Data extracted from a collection

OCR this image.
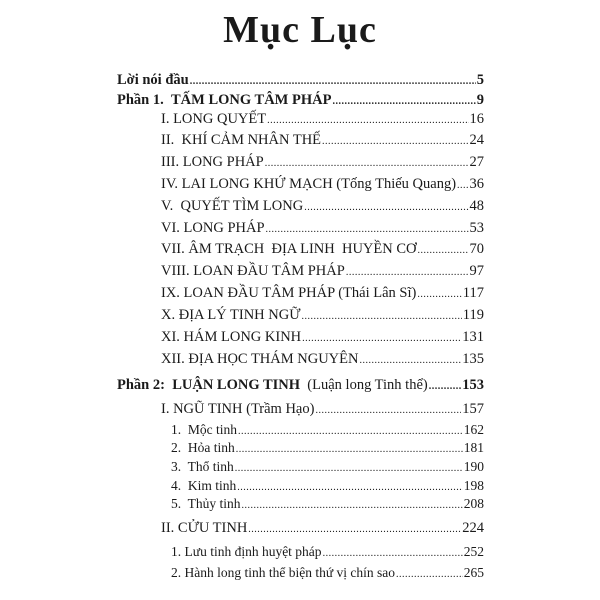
Mục Lục
Lời nói đầu .....	5
Phần 1. TẤM LONG TÂM PHÁP .....	9
I. LONG QUYẾT .....	16
II.  KHÍ CẢM NHÂN THẾ .....	24
III. LONG PHÁP .....	27
IV. LAI LONG KHỨ MẠCH (Tống Thiếu Quang) ..... 36
V.  QUYẾT TÌM LONG .....	48
VI. LONG PHÁP .....	53
VII. ÂM TRẠCH  ĐỊA LINH  HUYỀN CƠ .....	70
VIII. LOAN ĐẦU TÂM PHÁP .....	97
IX. LOAN ĐẦU TÂM PHÁP (Thái Lân Sĩ) .....	117
X. ĐỊA LÝ TINH NGỮ .....	119
XI. HÁM LONG KINH .....	131
XII. ĐỊA HỌC THÁM NGUYÊN .....	135
Phần 2: LUẬN LONG TINH (Luận long Tinh thể) ..... 153
I. NGŨ TINH (Trầm Hạo) .....	157
1.  Mộc tinh .....	162
2.  Hỏa tinh .....	181
3.  Thổ tinh .....	190
4.  Kim tinh .....	198
5.  Thủy tinh .....	208
II. CỬU TINH .....	224
1. Lưu tinh định huyệt pháp .....	252
2. Hành long tinh thể biện thứ vị chín sao .....	265
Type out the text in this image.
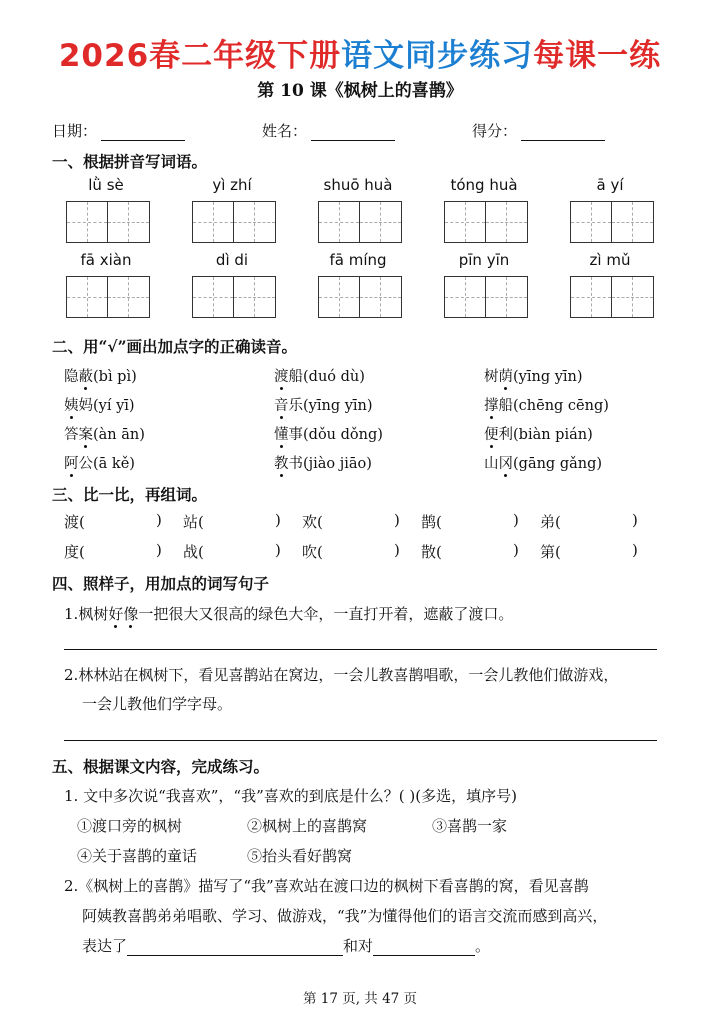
2026春二年级下册语文同步练习每课一练
第 10 课《枫树上的喜鹊》
日期：	姓名：	得分：
一、根据拼音写词语。
lǜ sè	yì zhí	shuō huà	tóng huà	ā yí
fā xiàn	dì di	fā míng	pīn yīn	zì mǔ
二、用“√”画出加点字的正确读音。
隐蔽(bì pì)	渡船(duó dù)	树荫(yīng yīn)
姨妈(yí yī)	音乐(yīng yīn)	撑船(chēng cēng)
答案(àn ān)	懂事(dǒu dǒng)	便利(biàn pián)
阿公(ā kě)	教书(jiào jiāo)	山冈(gāng gǎng)
三、比一比，再组词。
渡(	) 站(	) 欢(	) 鹊(	) 弟(	)
度(	) 战(	) 吹(	) 散(	) 第(	)
四、照样子，用加点的词写句子
1.枫树好像一把很大又很高的绿色大伞，一直打开着，遮蔽了渡口。
2.林林站在枫树下，看见喜鹊站在窝边，一会儿教喜鹊唱歌，一会儿教他们做游戏，
一会儿教他们学字母。
五、根据课文内容，完成练习。
1. 文中多次说“我喜欢”，“我”喜欢的到底是什么？( )(多选，填序号)
①渡口旁的枫树	②枫树上的喜鹊窝	③喜鹊一家
④关于喜鹊的童话	⑤抬头看好鹊窝
2.《枫树上的喜鹊》描写了“我”喜欢站在渡口边的枫树下看喜鹊的窝，看见喜鹊
阿姨教喜鹊弟弟唱歌、学习、做游戏，“我”为懂得他们的语言交流而感到高兴，
表达了	和对	。
第 17 页, 共 47 页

### Aim of the task:
Return each line where "this" shows up.

### Reply:
OCR this image.
Type out the text in this image.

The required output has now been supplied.